- Figure dataset records:
------
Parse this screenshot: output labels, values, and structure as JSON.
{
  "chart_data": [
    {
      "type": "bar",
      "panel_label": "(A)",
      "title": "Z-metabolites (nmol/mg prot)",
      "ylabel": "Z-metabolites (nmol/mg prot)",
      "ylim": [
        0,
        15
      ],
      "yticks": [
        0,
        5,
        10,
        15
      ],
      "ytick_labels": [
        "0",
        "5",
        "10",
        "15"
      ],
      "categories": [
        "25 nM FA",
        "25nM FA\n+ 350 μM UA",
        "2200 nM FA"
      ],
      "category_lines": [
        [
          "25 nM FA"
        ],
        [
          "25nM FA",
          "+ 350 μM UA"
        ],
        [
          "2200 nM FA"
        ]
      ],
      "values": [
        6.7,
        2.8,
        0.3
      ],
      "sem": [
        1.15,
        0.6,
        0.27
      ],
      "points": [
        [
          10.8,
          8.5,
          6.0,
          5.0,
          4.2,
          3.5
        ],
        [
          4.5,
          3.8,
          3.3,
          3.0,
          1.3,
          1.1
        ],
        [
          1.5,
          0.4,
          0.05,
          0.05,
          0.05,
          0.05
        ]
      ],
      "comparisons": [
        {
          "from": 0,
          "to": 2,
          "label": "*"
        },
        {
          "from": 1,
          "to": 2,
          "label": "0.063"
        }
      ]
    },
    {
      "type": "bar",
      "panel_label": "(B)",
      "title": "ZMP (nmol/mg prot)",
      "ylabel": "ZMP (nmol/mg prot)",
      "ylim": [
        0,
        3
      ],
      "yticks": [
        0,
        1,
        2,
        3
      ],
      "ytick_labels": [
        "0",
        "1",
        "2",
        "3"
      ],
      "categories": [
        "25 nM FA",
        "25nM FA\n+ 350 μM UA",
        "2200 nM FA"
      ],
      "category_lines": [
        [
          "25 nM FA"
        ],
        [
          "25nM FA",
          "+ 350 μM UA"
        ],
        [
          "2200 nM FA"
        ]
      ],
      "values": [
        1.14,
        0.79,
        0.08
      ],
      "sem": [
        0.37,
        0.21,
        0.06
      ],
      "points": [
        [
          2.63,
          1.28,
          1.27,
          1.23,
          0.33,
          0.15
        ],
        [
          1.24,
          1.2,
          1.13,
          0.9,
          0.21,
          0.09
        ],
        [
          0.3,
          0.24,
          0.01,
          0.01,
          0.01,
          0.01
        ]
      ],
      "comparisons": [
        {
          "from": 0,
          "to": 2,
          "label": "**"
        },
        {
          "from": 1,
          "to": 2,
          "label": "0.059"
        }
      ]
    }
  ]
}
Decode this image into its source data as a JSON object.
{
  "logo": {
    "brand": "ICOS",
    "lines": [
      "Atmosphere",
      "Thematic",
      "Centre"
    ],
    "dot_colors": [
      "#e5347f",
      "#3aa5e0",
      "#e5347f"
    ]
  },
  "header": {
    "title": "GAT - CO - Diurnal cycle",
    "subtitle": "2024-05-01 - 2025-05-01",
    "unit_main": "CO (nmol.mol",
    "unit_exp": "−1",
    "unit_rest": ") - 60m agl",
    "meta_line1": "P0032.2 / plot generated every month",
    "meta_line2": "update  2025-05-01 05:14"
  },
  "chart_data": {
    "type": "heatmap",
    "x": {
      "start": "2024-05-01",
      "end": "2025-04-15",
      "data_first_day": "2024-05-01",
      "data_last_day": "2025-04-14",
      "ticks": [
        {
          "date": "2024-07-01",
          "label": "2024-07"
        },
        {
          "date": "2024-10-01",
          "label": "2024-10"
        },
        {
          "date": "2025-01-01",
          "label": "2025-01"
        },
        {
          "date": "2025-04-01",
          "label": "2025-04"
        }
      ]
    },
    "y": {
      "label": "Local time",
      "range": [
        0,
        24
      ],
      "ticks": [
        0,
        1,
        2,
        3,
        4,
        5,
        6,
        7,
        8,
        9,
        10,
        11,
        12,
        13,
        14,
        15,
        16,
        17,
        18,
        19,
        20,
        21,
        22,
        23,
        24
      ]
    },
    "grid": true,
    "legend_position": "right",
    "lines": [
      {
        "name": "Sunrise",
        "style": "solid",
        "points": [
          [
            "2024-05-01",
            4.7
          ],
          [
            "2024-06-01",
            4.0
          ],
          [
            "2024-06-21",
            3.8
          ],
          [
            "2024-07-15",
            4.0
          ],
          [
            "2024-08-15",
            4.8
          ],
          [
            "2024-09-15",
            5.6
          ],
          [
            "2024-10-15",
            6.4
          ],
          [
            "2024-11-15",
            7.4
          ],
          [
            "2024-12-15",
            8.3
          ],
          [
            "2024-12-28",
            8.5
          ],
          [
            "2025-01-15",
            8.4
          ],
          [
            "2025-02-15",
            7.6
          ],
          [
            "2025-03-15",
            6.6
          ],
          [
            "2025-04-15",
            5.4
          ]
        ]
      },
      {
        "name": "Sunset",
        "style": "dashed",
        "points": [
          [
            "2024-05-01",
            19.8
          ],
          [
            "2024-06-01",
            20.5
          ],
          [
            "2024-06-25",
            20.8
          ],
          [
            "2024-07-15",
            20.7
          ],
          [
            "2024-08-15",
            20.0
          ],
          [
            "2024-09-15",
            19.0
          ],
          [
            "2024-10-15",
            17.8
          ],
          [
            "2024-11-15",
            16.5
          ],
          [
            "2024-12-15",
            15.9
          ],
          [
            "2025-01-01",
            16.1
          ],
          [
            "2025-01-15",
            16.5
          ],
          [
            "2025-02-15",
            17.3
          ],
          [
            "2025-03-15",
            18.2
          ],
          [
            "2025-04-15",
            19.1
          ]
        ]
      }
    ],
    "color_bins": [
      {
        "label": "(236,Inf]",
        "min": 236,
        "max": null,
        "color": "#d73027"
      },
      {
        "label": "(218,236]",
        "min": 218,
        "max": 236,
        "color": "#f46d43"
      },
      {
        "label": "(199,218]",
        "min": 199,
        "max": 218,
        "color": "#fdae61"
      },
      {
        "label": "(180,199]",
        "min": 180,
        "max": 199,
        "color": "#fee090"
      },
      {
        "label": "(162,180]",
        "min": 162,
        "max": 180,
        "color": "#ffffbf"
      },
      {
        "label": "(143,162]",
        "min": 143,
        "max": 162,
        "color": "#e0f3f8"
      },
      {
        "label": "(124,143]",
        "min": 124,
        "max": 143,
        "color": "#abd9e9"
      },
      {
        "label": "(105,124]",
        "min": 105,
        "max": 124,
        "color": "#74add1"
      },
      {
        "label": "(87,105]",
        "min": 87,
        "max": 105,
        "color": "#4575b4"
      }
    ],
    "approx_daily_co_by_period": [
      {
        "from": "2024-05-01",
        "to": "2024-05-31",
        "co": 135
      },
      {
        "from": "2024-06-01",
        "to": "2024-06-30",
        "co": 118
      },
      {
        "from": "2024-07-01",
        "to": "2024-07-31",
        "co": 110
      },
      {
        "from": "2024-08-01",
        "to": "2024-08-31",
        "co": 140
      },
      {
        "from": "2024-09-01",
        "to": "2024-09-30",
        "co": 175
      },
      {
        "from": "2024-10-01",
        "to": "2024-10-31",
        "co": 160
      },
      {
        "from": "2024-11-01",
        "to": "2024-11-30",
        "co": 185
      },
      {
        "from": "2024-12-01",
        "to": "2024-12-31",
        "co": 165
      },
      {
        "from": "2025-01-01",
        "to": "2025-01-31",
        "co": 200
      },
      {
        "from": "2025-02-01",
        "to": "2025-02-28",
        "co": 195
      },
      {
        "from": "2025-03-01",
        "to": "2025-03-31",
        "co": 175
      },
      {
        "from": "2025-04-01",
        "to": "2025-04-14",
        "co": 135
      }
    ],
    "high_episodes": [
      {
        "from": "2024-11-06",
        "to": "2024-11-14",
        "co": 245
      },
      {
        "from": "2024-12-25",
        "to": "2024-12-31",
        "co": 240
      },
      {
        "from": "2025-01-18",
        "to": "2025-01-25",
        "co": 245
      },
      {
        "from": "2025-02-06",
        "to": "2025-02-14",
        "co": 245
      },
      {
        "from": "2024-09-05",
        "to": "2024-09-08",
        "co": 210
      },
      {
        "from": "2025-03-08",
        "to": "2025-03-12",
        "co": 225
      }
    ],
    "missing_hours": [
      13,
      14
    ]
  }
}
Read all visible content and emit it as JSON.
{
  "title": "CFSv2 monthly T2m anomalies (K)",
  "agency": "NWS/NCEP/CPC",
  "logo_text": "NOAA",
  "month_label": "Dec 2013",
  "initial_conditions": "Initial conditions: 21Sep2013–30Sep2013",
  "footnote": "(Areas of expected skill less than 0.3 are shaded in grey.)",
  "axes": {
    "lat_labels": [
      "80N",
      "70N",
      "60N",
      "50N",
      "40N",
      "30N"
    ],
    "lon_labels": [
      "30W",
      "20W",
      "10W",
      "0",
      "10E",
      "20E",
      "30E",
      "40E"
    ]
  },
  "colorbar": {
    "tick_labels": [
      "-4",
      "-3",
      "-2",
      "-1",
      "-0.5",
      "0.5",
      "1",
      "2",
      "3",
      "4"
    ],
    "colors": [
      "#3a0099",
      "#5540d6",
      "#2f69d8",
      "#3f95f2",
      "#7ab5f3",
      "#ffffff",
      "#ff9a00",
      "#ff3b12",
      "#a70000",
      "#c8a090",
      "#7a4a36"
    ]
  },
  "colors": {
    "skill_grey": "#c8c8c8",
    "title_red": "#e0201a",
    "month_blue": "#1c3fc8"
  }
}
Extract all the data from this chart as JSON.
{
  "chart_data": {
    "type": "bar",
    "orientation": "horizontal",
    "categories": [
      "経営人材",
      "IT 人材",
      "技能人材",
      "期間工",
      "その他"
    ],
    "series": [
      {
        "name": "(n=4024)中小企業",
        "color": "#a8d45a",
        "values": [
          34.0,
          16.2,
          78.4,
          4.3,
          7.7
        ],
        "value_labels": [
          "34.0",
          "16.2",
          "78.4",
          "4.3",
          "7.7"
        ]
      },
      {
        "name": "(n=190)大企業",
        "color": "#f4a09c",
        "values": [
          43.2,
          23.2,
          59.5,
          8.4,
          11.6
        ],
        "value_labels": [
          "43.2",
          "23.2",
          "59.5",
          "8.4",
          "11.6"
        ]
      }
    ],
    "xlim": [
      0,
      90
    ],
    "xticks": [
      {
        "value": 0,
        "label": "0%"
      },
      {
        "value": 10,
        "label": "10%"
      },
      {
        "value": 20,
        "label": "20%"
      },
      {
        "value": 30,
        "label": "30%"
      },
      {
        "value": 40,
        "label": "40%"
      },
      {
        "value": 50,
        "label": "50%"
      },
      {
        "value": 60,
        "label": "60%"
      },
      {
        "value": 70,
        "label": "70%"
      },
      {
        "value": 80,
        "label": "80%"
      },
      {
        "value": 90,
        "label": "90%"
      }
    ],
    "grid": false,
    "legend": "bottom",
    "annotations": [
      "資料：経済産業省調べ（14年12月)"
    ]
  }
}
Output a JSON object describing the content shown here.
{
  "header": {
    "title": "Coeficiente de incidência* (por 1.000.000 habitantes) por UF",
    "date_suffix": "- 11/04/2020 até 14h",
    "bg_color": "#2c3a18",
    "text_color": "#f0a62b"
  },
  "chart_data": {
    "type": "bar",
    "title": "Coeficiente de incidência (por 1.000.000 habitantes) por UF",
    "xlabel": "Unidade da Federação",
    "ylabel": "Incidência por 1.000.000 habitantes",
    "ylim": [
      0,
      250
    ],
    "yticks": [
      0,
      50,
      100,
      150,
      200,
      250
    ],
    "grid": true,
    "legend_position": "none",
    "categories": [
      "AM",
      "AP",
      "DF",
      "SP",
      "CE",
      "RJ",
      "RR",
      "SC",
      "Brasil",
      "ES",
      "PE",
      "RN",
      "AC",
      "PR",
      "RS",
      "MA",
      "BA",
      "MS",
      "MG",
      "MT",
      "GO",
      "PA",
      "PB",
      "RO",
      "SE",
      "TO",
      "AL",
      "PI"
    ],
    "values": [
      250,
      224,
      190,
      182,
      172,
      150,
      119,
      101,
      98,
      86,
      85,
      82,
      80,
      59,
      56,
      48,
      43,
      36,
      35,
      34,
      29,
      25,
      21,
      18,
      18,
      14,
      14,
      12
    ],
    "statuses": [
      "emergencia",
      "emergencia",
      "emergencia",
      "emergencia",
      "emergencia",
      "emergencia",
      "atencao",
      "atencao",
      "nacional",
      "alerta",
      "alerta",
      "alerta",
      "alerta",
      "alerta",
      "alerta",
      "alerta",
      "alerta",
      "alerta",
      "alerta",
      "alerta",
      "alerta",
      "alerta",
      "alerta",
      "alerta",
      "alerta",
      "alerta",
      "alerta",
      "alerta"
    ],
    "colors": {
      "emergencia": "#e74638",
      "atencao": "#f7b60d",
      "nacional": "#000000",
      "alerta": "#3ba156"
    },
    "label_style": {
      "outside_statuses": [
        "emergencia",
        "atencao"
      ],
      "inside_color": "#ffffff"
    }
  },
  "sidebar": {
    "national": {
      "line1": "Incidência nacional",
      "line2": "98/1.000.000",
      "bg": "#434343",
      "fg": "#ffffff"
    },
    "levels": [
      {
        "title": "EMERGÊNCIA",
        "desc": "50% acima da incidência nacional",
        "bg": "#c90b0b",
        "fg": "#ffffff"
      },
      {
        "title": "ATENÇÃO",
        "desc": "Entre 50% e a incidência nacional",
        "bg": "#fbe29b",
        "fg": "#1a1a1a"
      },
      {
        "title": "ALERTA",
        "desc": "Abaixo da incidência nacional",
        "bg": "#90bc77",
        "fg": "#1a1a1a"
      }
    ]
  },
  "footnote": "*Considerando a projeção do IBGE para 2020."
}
------
- INSTRUCTIONS FOR THE TASK:
Take each line containing the string "Coeficiente" and copy it out.

- SOLUTION BELOW:
    "title": "Coeficiente de incidência* (por 1.000.000 habitantes) por UF",
    "title": "Coeficiente de incidência (por 1.000.000 habitantes) por UF",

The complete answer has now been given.